# EXCERTO DO TEXTO:
════════
O SOS Racismo integra a campanha “Vamos criminalizar o racismo”, lançada em 21 de março de 2024, Dia Internacional para a Eliminação da Discriminação, que visa propor ao Parlamento português uma alteração da lei de combate ao racismo.
O Grupo de Ação Conjunta Contra o Racismo e Xenofobia, que reúne cerca de 70 coletivos, tem provocado uma discussão sobre a criminalização do racismo, da xenofobia e da injúria racial no pais.
“O objetivo último é a criminalização das práticas racistas que, em Portugal, não existe. A maioria das pessoas pensa que o racismo é um crime em Portugal, mas as práticas racistas não são crime, são apenas uma contraordenação”, explica a jurista Anizabela Amaral, da Kilombo – Plataforma de Intervenção Anti-Racista.
Os casos já previstos no artigo 240 do Código Penal português são considerados ilícitos de mera ordenação social, cuja sanção aplicável é uma ‘coima’, espécie de multa de valor reduzido.
“Nós pretendemos que as práticas racistas que estão previstas como contraordenação sejam criminalizadas e que as sanções possam ir até às penas de prisão”, completa a jurista que integra o Grupo de Ação Conjunta Contra o Racismo e Xenofobia.
════════
# ENUNCIADO DA TAREFA:
Prossiga o texto acima sobre a campanha pela criminalização do racismo em Portugal, começando logo após a última frase apresentada.

# INFORMAÇÕES FORNECIDAS:
════════
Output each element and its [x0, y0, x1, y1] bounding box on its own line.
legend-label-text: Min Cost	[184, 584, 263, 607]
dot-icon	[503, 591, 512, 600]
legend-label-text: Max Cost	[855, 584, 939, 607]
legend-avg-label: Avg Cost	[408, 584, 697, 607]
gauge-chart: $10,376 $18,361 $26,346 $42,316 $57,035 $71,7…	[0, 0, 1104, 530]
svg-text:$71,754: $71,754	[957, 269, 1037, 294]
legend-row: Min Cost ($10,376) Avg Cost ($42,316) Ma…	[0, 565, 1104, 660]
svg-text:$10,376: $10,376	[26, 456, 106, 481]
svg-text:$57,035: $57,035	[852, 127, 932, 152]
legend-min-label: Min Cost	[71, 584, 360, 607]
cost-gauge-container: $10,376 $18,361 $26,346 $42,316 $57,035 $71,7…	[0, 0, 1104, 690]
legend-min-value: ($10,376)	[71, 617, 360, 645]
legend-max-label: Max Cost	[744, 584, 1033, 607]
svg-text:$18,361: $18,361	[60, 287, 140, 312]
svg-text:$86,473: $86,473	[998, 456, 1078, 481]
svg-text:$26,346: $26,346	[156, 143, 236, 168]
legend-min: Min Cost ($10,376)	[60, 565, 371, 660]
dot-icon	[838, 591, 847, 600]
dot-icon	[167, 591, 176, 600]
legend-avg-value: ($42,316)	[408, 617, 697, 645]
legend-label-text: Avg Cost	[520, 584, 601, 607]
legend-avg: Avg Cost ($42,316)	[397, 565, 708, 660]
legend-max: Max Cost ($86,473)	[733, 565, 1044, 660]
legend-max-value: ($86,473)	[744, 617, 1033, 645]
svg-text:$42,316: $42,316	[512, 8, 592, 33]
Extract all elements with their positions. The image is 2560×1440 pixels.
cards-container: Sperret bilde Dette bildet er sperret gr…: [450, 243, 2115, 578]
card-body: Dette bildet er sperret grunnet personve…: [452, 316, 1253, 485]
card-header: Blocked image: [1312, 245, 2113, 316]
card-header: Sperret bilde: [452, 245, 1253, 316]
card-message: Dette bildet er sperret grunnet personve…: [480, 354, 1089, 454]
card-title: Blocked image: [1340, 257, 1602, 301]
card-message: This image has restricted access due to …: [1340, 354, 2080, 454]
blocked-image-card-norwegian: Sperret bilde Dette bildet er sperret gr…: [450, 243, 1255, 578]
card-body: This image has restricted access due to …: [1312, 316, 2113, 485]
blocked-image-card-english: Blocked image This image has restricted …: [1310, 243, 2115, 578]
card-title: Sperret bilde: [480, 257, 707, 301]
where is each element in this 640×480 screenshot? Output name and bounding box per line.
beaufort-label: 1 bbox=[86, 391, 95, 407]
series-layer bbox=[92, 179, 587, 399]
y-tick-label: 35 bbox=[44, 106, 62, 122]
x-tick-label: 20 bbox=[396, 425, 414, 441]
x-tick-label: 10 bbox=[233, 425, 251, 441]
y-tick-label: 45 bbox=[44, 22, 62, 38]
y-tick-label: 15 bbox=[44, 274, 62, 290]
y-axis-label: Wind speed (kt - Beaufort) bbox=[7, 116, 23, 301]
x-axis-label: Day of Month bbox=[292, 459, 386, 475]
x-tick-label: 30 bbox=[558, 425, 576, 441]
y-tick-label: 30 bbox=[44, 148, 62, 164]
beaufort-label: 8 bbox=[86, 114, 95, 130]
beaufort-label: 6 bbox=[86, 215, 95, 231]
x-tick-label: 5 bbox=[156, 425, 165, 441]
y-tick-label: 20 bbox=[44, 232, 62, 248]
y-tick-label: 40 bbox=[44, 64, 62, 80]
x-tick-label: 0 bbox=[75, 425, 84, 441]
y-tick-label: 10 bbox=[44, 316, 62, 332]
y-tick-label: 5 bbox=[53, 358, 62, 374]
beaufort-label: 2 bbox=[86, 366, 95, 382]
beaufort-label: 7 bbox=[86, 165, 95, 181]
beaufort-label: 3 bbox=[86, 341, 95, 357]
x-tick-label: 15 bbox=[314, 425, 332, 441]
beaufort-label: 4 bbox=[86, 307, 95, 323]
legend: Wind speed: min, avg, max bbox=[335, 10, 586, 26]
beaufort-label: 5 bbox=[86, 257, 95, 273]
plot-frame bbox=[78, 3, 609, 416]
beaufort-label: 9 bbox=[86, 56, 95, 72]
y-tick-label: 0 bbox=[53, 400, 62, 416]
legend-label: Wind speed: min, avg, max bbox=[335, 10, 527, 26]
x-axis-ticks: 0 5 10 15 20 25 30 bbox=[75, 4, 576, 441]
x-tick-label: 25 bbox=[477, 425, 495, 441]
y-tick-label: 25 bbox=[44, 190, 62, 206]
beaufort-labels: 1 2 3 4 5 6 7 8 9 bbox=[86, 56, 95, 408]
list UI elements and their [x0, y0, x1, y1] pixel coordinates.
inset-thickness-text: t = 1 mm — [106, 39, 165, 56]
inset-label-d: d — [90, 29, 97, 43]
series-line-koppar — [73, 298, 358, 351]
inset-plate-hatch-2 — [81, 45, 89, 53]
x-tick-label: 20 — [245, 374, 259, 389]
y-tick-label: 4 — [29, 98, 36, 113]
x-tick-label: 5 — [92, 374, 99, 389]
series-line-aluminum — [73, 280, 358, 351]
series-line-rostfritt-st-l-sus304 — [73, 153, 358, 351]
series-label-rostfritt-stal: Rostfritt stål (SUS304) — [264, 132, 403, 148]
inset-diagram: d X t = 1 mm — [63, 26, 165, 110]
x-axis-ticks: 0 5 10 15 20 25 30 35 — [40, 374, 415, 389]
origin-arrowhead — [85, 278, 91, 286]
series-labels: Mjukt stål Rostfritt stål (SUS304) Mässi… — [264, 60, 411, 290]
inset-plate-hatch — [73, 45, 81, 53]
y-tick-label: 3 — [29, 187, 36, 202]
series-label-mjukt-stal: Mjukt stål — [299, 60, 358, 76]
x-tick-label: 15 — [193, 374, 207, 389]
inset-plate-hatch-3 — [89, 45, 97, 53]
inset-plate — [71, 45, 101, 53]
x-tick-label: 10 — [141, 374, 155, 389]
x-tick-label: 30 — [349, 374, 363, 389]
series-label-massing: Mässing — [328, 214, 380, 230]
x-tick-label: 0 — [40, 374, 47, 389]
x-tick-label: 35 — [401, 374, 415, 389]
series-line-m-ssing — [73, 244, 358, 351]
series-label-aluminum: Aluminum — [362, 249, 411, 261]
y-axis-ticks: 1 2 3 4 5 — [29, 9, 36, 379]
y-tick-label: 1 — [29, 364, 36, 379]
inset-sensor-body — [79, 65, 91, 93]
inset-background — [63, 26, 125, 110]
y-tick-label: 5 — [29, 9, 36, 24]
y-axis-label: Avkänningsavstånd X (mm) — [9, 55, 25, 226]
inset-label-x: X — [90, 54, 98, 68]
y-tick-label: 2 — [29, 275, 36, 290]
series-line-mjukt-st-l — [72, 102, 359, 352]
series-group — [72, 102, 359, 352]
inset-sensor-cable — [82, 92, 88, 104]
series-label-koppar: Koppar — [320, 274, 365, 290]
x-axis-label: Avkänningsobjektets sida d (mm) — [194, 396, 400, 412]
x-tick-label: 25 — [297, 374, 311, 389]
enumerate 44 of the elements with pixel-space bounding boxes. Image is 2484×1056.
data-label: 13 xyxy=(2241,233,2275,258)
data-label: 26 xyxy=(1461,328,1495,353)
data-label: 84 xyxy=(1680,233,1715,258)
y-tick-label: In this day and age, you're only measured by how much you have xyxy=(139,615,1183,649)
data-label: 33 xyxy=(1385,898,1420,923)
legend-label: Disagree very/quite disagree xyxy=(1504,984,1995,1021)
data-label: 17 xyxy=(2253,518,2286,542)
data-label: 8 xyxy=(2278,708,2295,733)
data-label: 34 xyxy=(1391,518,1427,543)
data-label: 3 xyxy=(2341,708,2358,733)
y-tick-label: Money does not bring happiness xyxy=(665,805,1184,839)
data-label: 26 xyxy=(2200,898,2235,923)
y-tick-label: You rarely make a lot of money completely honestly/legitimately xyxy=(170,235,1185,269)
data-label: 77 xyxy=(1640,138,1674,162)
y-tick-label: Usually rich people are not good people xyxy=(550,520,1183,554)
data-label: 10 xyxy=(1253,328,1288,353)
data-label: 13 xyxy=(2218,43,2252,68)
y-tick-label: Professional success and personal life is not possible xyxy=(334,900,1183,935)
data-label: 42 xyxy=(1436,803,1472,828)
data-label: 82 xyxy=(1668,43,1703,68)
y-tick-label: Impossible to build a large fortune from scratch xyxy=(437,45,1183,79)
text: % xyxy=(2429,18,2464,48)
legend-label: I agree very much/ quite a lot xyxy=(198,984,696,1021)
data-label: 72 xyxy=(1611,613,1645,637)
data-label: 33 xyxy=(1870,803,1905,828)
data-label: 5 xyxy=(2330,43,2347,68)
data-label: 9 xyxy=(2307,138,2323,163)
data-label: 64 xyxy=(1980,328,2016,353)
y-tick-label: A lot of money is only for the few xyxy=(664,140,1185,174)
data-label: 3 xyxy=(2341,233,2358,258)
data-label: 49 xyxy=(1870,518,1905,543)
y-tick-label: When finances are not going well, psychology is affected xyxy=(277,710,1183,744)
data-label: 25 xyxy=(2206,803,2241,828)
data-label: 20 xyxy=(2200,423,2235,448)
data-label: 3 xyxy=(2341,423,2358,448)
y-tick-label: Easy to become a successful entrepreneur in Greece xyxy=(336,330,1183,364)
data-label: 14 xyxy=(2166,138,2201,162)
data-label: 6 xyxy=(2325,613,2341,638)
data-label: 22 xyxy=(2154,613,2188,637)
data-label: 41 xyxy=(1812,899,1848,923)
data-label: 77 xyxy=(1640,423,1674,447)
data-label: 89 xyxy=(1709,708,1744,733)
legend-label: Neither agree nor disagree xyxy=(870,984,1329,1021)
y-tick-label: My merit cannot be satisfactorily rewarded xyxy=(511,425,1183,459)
════════
# RESPOSTA AO EXERCÍCIO:
Anizabela aponta que há estudos que confirmam o aumento dos casos de racismo e xenofobia em Portugal, que se evidenciam na eleição de políticos da extrema direita com discursos de ódio racial.
“O racismo e a xenofobia não foram inventados pela extrema-direita e não foram criados pelas organizações que lutam contra o racismo. É uma situação histórica, com raízes muito profundas na colonização, na escravatura e, portanto, já existem há muito tempo. Agora estão a tornar visíveis que a população portuguesa, na sua maioria, é racista e xenófoba”, confirma.
A jurista ressalta, contudo, que Portugal tem um problema sério de racismo estrutural e institucional e, portanto, não está afirmando que todo e qualquer português é racista, mas que existe toda uma estrutura que faz com que alguns grupos tenham prioridade a outros em todas as áreas da sociedade.
Multidão vai às ruas exigir Justiça
Além de manifestações em comunidades de maioria negra, como Zambujal e Cova da Moura, onde ocorreu a morte de Odair Moniz, uma grande marcha foi realizada no centro de Lisboa, no último sábado (26), reunindo associações comunitárias e organizações sociais.
No mesmo dia, uma outra manifestação, convocada pelo Chega, partido da extrema direita, em apoio aos policiais e condenando os atos de protesto nas comunidades que, ao longo da semana, resultaram em incêndios de veículos, além de repressão da polícia e prisões.
“O que acontece aqui não é um caso isolado. A história de matar pessoas negras é uma história que não foi interrompida, porque é a mesma estrutura que foi edificada sobre o nosso corpo através da escravatura e que foi alimentada pelo colonialismo e que ainda continua a nos matar”, denuncia o rapper Flávio Almada, um dos coordenadores do movimento Vida Justa.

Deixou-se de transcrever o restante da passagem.